PROBLEM REQUIREMENTS ▸ Pull out every line below containing the word "JSON".

Collected data ▸
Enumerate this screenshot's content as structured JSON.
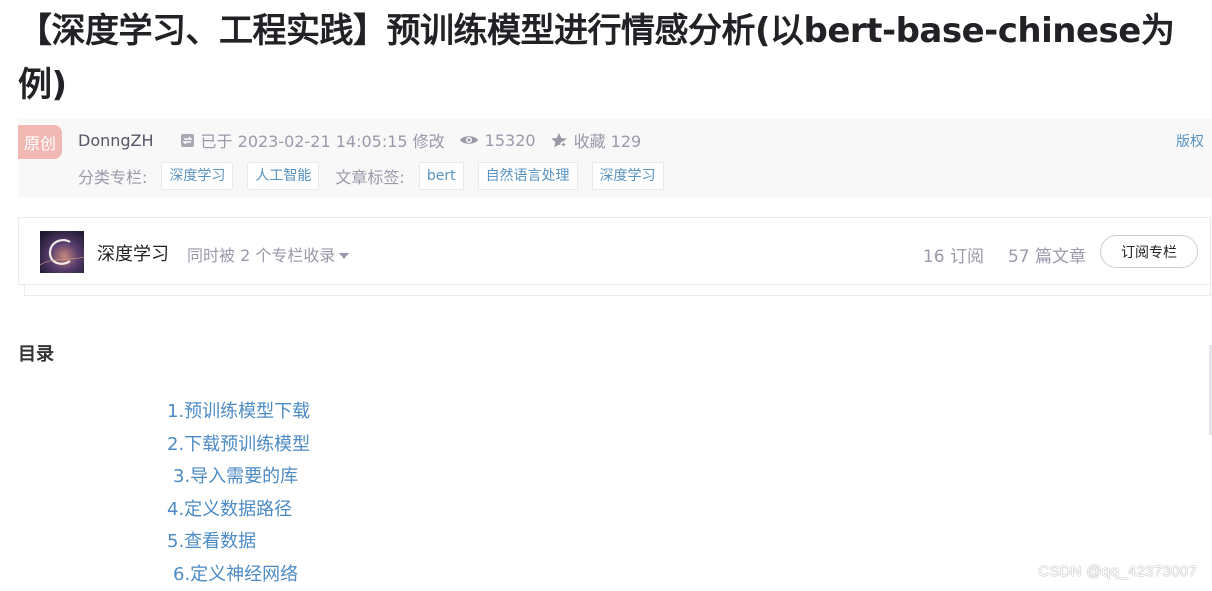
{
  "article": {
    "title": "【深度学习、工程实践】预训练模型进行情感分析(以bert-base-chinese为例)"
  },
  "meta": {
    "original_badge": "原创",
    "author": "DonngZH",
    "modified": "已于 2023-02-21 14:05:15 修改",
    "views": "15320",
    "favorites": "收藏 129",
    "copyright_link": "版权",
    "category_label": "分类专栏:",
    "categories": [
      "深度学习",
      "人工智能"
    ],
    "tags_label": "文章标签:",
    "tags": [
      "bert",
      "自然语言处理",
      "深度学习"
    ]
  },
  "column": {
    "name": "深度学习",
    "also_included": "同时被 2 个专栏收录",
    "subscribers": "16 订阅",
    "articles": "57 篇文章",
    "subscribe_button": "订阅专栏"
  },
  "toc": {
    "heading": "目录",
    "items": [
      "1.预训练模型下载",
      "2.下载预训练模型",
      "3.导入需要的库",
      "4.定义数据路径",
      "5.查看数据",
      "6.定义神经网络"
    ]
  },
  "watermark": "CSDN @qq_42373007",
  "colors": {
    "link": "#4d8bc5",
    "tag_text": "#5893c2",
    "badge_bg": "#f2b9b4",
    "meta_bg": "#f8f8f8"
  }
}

...

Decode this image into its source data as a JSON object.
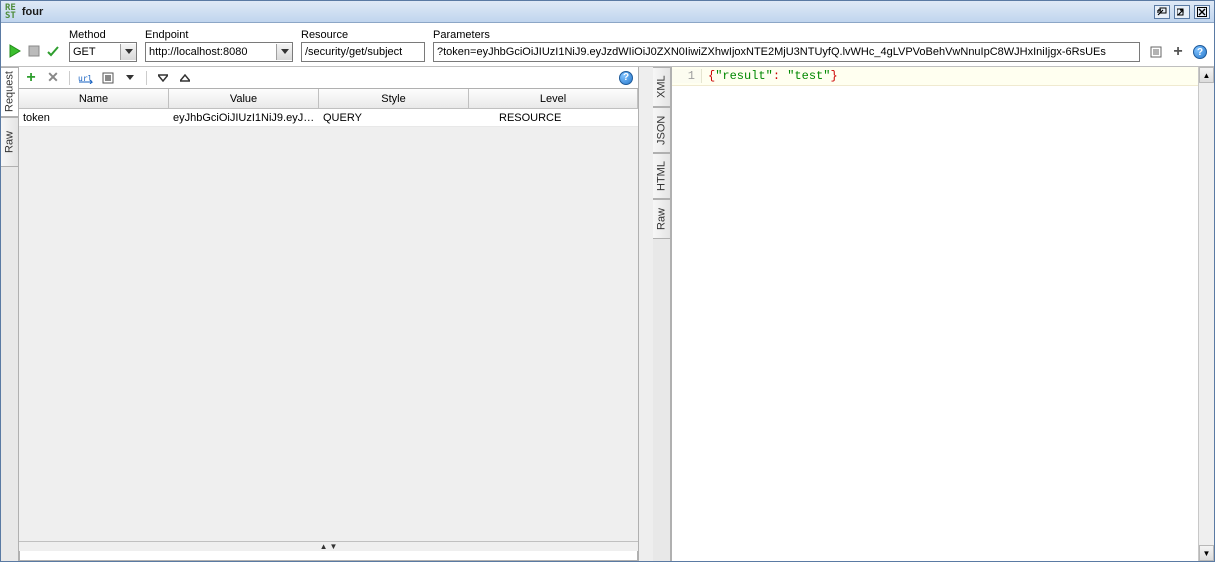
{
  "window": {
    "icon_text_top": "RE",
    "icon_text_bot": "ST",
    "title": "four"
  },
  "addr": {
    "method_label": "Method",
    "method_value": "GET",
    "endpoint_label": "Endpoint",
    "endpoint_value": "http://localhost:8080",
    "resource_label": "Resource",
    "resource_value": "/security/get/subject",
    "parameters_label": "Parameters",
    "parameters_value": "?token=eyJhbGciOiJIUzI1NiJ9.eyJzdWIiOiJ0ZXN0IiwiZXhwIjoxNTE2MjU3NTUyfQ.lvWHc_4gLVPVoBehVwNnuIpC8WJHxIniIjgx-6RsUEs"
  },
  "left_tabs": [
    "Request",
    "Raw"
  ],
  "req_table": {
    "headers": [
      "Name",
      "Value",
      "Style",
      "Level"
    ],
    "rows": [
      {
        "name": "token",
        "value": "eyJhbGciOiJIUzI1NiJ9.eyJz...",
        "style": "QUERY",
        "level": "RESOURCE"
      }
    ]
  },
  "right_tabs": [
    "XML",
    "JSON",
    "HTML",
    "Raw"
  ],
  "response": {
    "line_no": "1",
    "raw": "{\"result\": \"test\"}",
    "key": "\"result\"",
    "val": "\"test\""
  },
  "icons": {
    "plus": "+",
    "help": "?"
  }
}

PROBLEM SOLUTION ▸
Enumerate this screenshot's content as structured JSON.
Decode this image into its source data as a JSON object.
    "JSON",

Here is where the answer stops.